> [INSTRUCTIONS TO FOLLOW] Scan the data below for the string "Benezet". Copy every line where it appears.
--------
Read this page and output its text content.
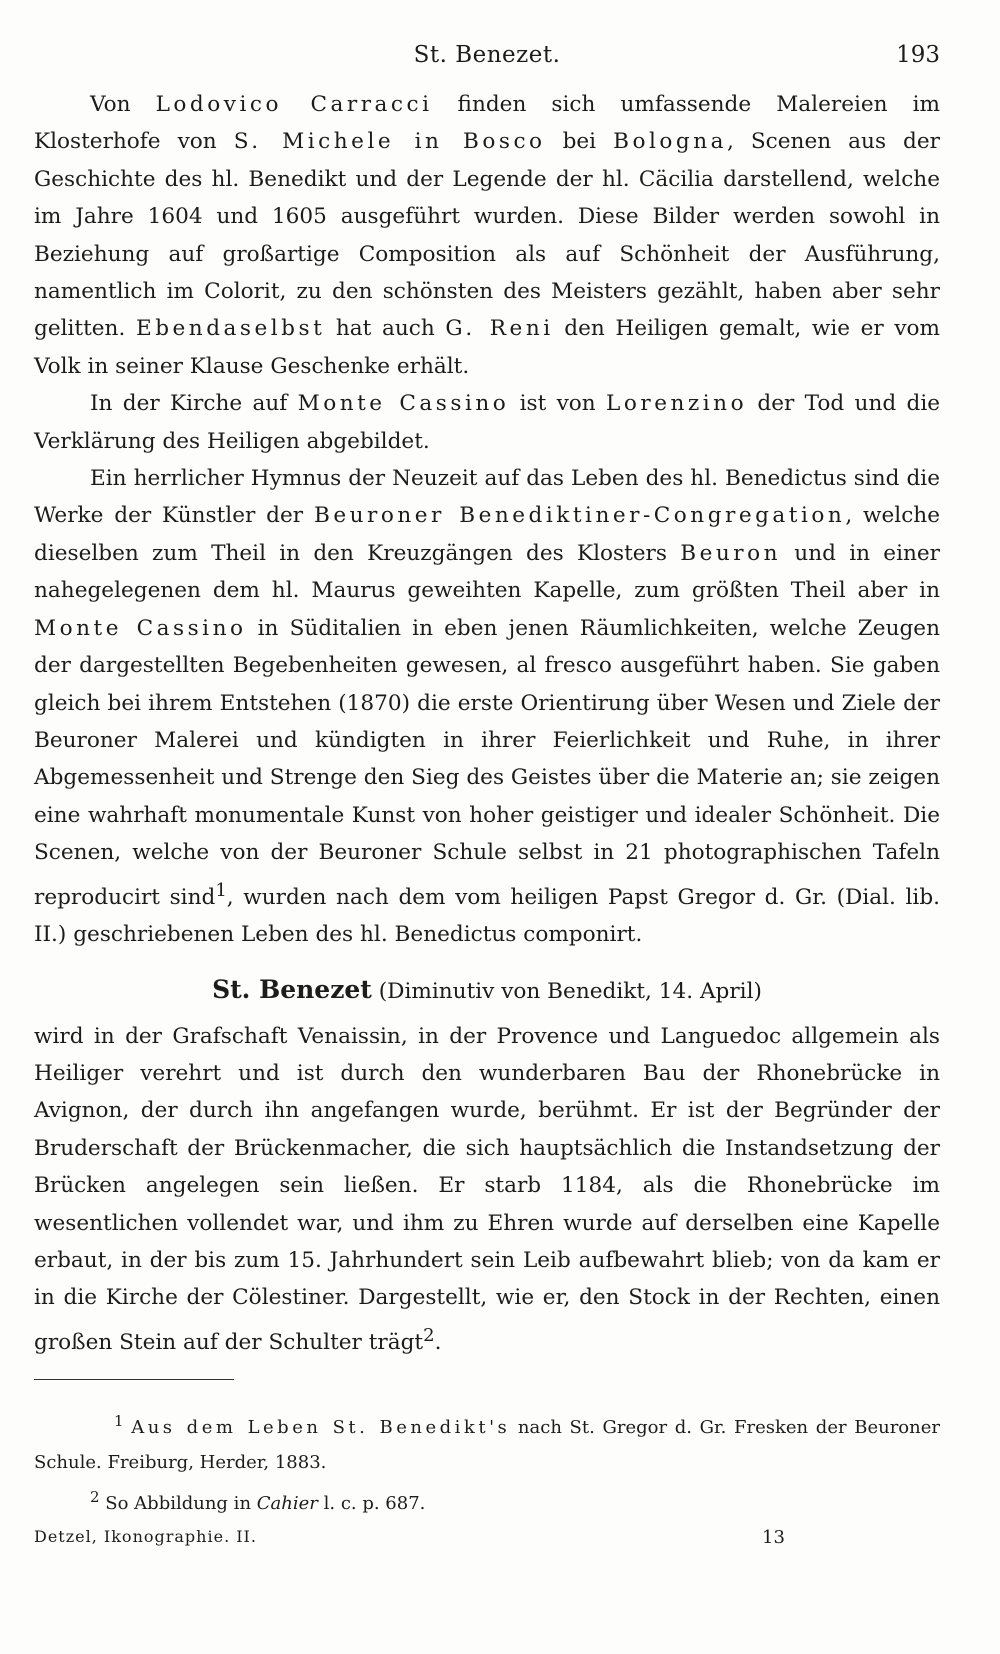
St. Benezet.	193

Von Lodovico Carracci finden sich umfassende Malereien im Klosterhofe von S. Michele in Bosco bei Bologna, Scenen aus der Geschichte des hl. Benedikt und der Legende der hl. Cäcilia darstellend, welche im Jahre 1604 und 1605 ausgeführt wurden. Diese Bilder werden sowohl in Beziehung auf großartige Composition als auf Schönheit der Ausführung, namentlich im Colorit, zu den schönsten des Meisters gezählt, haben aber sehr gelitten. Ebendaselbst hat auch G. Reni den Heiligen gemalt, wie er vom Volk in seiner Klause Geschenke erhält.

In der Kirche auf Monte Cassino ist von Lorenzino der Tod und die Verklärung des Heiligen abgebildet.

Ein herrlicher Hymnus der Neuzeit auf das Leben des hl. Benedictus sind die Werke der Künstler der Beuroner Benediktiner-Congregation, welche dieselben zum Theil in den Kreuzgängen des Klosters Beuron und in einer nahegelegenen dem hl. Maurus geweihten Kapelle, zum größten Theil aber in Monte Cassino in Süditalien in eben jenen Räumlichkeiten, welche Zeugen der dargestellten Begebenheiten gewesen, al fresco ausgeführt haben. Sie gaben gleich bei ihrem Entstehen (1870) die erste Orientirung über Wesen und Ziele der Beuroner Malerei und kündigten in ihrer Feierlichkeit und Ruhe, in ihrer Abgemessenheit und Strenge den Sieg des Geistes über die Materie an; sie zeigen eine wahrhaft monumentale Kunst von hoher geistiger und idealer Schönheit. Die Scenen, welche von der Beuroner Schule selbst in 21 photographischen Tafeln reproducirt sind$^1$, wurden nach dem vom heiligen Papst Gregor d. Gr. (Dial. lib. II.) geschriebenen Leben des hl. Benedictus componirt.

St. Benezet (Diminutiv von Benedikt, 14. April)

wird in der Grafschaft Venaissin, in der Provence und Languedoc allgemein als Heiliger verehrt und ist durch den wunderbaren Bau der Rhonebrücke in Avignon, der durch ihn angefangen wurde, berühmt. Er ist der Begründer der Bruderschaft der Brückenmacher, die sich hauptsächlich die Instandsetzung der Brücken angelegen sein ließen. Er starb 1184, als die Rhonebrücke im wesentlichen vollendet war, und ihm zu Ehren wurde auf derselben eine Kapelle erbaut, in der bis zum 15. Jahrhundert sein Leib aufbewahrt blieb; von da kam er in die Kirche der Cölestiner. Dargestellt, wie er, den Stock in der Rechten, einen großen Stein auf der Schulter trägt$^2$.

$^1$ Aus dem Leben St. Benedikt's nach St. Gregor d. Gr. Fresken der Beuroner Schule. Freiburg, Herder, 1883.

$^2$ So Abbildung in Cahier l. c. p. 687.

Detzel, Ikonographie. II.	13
--------
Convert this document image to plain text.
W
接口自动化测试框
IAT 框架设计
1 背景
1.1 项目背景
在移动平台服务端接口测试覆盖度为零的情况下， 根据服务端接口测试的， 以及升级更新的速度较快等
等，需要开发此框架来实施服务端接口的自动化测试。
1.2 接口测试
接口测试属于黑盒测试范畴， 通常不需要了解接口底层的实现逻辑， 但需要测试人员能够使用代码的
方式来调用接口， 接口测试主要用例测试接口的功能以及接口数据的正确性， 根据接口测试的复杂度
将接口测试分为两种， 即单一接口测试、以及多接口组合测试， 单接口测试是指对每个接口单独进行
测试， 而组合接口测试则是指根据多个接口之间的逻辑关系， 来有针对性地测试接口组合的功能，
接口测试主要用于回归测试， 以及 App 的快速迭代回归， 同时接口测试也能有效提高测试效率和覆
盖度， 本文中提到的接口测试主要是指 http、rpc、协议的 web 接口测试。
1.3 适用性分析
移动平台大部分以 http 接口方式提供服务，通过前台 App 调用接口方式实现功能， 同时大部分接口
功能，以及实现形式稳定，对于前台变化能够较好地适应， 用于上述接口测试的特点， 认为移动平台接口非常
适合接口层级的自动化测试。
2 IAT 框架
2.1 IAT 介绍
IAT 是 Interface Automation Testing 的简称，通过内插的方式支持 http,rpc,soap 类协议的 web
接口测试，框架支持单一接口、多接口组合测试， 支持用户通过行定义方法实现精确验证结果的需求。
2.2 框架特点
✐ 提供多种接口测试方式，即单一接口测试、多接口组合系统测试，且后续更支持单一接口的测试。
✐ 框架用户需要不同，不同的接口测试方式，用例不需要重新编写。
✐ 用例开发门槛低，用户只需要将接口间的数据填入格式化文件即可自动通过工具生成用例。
--------
> [RESULT OF THIS TASK]
St. Benezet.	193
St. Benezet (Diminutiv von Benedikt, 14. April)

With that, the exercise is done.